List each line holding the string "Skating".

## BEGIN GIVEN DATA

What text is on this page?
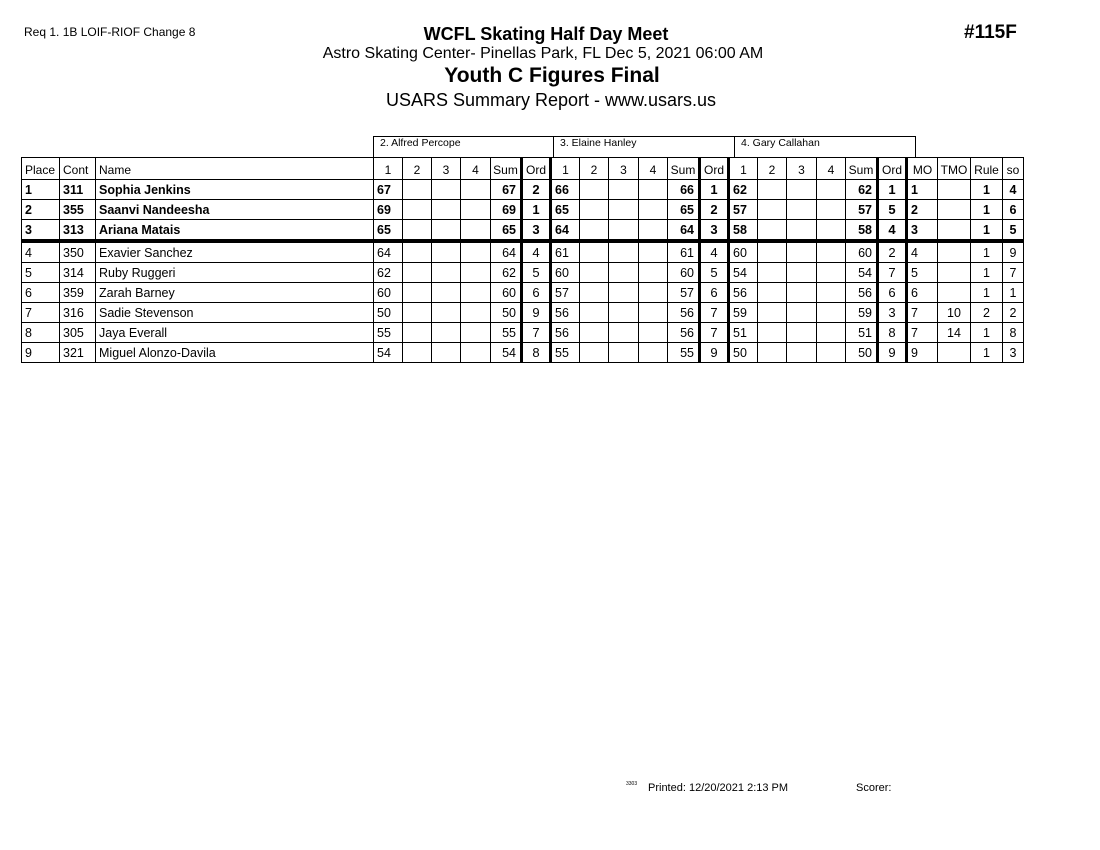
Req 1. 1B LOIF-RIOF Change 8	#115F
WCFL Skating Half Day Meet
Astro Skating Center- Pinellas Park, FL Dec 5, 2021 06:00 AM
Youth C Figures Final
USARS Summary Report - www.usars.us
2. Alfred Percope	3. Elaine Hanley	4. Gary Callahan
Place	Cont	Name	1	2	3	4	Sum	Ord	1	2	3	4	Sum	Ord	1	2	3	4	Sum	Ord	MO	TMO	Rule	so
1	311	Sophia Jenkins	67				67	2	66				66	1	62				62	1	1		1	4
2	355	Saanvi Nandeesha	69				69	1	65				65	2	57				57	5	2		1	6
3	313	Ariana Matais	65				65	3	64				64	3	58				58	4	3		1	5
4	350	Exavier Sanchez	64				64	4	61				61	4	60				60	2	4		1	9
5	314	Ruby Ruggeri	62				62	5	60				60	5	54				54	7	5		1	7
6	359	Zarah Barney	60				60	6	57				57	6	56				56	6	6		1	1
7	316	Sadie Stevenson	50				50	9	56				56	7	59				59	3	7	10	2	2
8	305	Jaya Everall	55				55	7	56				56	7	51				51	8	7	14	1	8
9	321	Miguel Alonzo-Davila	54				54	8	55				55	9	50				50	9	9		1	3
3303 Printed: 12/20/2021 2:13 PM	Scorer:
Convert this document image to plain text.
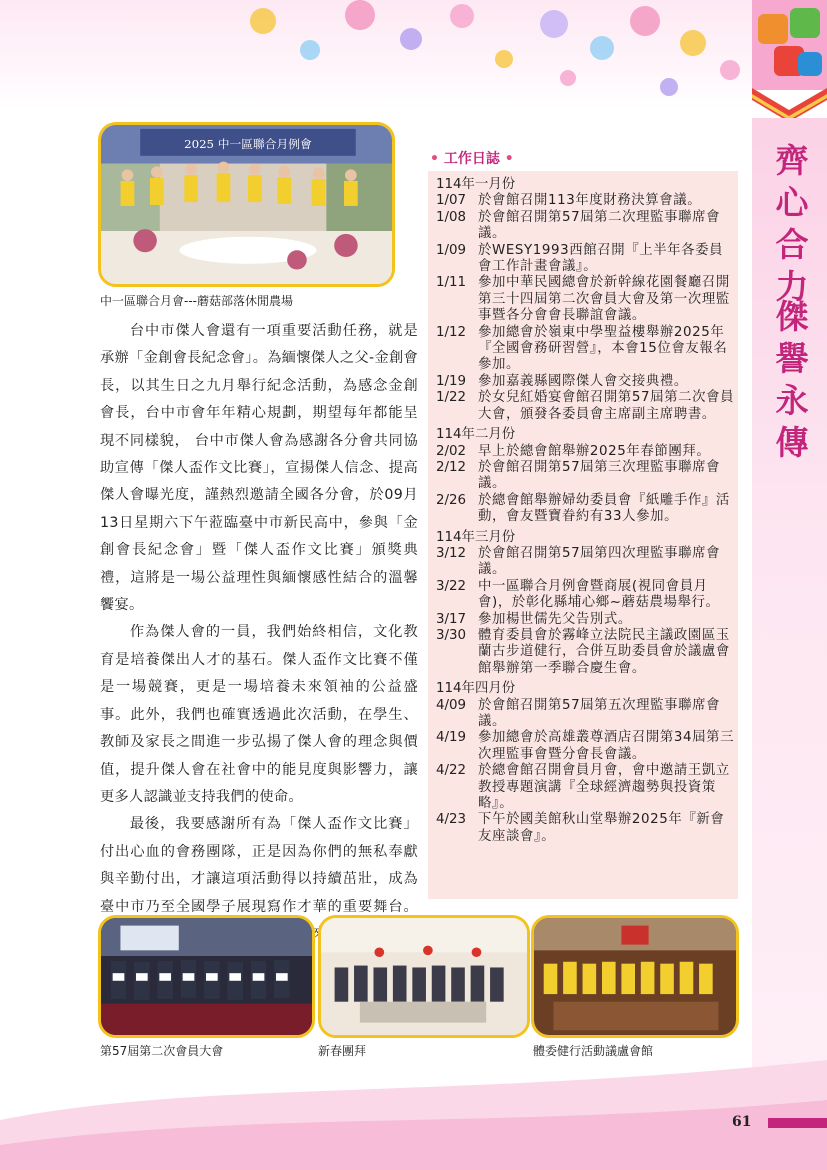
齊心合力
傑譽永傳
2025 中一區聯合月例會
中一區聯合月會---蘑菇部落休閒農場

台中市傑人會還有一項重要活動任務，就是承辦「金創會長紀念會」。為緬懷傑人之父-金創會長，以其生日之九月舉行紀念活動，為感念金創會長，台中市會年年精心規劃，期望每年都能呈現不同樣貌， 台中市傑人會為感謝各分會共同協助宣傳「傑人盃作文比賽」，宣揚傑人信念、提高傑人會曝光度，謹熱烈邀請全國各分會，於09月13日星期六下午蒞臨臺中市新民高中，參與「金創會長紀念會」暨「傑人盃作文比賽」頒獎典禮，這將是一場公益理性與緬懷感性結合的溫馨饗宴。

作為傑人會的一員，我們始終相信，文化教育是培養傑出人才的基石。傑人盃作文比賽不僅是一場競賽，更是一場培養未來領袖的公益盛事。此外，我們也確實透過此次活動，在學生、教師及家長之間進一步弘揚了傑人會的理念與價值，提升傑人會在社會中的能見度與影響力，讓更多人認識並支持我們的使命。

最後，我要感謝所有為「傑人盃作文比賽」付出心血的會務團隊，正是因為你們的無私奉獻與辛勤付出，才讓這項活動得以持續茁壯，成為臺中市乃至全國學子展現寫作才華的重要舞台。 未來

• 工作日誌 •
114年一月份
1/07 於會館召開113年度財務決算會議。
1/08 於會館召開第57屆第二次理監事聯席會議。
1/09 於WESY1993西館召開『上半年各委員會工作計畫會議』。
1/11 參加中華民國總會於新幹線花園餐廳召開第三十四屆第二次會員大會及第一次理監事暨各分會會長聯誼會議。
1/12 參加總會於嶺東中學聖益樓舉辦2025年『全國會務研習營』，本會15位會友報名參加。
1/19 參加嘉義縣國際傑人會交接典禮。
1/22 於女兒紅婚宴會館召開第57屆第二次會員大會，頒發各委員會主席副主席聘書。
114年二月份
2/02 早上於總會館舉辦2025年春節團拜。
2/12 於會館召開第57屆第三次理監事聯席會議。
2/26 於總會館舉辦婦幼委員會『紙雕手作』活動，會友暨寶眷約有33人參加。
114年三月份
3/12 於會館召開第57屆第四次理監事聯席會議。
3/22 中一區聯合月例會暨商展(視同會員月會)，於彰化縣埔心鄉~蘑菇農場舉行。
3/17 參加楊世儒先父告別式。
3/30 體育委員會於霧峰立法院民主議政園區玉蘭古步道健行，合併互助委員會於議盧會館舉辦第一季聯合慶生會。
114年四月份
4/09 於會館召開第57屆第五次理監事聯席會議。
4/19 參加總會於高雄叢尊酒店召開第34屆第三次理監事會暨分會長會議。
4/22 於總會館召開會員月會，會中邀請王凱立教授專題演講『全球經濟趨勢與投資策略』。
4/23 下午於國美館秋山堂舉辦2025年『新會友座談會』。
第57屆第二次會員大會	新春團拜	體委健行活動議盧會館
61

## END GIVEN DATA

# EXERCISE RESPONSE
WCFL Skating Half Day Meet
Astro Skating Center- Pinellas Park, FL Dec 5, 2021 06:00 AM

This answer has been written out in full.